RECORDS FOR THIS TASK |
== == ==

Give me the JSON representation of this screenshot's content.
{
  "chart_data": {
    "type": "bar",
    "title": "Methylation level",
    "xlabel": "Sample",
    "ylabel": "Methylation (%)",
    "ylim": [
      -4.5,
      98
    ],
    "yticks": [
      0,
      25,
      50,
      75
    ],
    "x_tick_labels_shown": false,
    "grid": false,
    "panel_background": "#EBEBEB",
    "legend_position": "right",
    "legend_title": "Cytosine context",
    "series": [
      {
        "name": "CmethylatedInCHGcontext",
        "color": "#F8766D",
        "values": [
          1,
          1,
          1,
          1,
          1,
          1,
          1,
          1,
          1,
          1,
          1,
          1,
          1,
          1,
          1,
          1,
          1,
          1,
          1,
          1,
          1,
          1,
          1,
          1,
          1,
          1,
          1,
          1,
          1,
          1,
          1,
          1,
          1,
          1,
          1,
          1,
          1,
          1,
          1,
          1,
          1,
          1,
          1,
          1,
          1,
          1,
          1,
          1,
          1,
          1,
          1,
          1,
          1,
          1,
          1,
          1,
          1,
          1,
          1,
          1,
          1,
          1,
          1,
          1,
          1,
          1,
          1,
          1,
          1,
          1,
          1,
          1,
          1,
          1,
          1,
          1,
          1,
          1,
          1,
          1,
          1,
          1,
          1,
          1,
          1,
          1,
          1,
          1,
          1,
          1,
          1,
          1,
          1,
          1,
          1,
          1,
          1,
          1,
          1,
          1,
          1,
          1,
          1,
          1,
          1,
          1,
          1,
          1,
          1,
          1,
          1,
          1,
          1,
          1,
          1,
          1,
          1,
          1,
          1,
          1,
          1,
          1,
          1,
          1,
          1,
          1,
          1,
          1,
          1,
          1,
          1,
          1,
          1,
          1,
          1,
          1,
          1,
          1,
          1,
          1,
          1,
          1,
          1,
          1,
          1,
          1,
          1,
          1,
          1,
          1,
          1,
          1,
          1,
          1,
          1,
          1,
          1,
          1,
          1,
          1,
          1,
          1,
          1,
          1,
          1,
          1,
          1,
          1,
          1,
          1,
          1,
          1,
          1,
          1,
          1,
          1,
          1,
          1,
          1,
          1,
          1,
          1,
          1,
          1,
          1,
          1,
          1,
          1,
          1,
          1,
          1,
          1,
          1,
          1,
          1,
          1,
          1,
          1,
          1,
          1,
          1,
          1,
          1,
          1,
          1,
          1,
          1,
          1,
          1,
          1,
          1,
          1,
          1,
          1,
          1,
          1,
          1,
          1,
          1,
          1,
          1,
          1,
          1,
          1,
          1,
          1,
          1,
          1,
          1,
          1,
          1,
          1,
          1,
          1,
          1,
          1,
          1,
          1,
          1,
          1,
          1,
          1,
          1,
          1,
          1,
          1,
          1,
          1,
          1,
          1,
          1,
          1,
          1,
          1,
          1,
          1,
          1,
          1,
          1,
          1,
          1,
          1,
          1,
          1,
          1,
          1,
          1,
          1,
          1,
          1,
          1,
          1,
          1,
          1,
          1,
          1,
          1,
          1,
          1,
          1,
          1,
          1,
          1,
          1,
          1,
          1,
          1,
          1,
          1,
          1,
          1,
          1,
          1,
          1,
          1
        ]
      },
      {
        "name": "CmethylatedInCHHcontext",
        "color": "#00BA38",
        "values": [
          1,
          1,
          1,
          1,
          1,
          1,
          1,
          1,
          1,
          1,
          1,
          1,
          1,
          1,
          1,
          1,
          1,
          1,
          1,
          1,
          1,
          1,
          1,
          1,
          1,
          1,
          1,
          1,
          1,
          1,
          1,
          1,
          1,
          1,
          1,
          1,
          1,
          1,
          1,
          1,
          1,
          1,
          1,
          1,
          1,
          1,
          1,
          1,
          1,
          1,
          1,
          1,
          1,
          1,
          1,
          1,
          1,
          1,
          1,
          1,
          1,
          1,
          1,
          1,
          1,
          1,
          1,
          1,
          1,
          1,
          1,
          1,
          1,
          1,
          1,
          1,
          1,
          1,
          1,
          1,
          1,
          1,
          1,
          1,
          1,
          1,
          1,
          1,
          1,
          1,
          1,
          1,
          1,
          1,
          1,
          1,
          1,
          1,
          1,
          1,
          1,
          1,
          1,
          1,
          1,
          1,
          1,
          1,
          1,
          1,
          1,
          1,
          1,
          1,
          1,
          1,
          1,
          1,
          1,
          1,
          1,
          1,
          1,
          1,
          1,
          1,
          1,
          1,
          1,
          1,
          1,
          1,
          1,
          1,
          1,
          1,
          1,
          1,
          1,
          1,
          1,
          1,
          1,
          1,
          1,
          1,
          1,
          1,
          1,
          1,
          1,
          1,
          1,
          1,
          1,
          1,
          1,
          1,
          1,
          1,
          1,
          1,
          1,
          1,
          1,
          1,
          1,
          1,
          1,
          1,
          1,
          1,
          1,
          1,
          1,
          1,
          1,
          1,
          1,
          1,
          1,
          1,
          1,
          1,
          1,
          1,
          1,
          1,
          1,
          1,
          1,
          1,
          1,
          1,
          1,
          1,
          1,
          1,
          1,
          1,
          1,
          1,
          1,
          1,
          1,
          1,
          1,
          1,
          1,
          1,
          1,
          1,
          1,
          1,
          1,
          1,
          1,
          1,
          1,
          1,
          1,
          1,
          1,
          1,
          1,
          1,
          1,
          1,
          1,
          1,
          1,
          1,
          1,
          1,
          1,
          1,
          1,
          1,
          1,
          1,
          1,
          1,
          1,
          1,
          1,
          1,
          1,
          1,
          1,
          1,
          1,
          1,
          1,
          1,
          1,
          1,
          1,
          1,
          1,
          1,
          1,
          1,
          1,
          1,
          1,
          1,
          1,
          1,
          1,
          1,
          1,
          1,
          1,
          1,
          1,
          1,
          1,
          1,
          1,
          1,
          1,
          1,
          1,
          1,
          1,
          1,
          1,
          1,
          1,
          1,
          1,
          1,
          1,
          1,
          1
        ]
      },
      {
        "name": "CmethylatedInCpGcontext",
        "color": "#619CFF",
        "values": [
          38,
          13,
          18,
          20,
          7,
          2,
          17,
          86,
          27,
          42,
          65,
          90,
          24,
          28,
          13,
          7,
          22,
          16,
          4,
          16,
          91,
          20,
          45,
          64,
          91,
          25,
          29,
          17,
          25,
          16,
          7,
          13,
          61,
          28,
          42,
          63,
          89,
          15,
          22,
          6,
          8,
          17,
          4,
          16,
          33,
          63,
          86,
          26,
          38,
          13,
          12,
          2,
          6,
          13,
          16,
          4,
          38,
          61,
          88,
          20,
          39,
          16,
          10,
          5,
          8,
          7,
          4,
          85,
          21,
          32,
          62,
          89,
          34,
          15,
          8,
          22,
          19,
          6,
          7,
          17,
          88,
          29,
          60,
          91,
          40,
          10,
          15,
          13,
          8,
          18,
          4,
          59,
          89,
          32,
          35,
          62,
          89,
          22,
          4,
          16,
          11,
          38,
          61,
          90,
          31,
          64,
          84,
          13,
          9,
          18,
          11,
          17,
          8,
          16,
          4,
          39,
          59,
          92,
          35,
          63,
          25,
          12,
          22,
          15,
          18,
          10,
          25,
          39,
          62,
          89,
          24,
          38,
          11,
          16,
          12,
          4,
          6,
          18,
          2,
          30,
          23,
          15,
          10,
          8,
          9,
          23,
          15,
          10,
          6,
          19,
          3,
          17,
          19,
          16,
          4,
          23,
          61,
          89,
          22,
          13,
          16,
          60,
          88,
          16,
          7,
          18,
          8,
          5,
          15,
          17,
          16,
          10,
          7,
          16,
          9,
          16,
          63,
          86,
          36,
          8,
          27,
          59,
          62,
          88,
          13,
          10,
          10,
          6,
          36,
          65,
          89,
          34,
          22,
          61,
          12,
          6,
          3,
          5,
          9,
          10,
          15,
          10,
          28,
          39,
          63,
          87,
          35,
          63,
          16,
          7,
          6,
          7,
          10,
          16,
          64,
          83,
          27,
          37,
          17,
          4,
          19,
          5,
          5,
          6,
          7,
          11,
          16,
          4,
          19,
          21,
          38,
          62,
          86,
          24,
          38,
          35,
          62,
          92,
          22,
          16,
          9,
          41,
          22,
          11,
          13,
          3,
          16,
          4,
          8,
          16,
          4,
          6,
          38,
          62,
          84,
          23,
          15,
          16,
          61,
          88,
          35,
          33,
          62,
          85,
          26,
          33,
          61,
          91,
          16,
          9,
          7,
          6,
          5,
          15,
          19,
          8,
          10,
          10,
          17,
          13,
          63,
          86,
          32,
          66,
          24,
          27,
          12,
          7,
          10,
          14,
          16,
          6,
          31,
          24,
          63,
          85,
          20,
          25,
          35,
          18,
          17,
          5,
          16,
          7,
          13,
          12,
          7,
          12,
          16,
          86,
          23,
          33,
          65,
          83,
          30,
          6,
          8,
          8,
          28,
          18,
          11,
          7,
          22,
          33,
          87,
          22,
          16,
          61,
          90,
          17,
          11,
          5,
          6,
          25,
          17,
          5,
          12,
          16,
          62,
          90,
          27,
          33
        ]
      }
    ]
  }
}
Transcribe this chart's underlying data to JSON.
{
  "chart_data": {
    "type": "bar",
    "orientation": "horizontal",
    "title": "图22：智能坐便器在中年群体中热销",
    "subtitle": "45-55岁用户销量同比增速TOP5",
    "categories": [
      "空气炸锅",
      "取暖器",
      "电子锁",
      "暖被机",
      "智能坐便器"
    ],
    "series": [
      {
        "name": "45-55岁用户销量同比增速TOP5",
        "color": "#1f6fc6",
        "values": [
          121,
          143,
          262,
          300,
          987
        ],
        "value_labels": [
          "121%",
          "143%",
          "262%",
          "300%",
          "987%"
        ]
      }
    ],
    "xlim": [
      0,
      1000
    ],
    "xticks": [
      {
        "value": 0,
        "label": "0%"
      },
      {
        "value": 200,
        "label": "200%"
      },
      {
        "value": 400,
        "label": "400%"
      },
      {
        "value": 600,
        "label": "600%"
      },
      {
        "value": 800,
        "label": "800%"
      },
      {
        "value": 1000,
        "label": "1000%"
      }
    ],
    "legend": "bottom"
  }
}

== == ==

EXERCISE DIRECTIONS | State the number of lines in these entries that include the string "Methylation". Provide nothing beyond that number.

RESPONSE | 2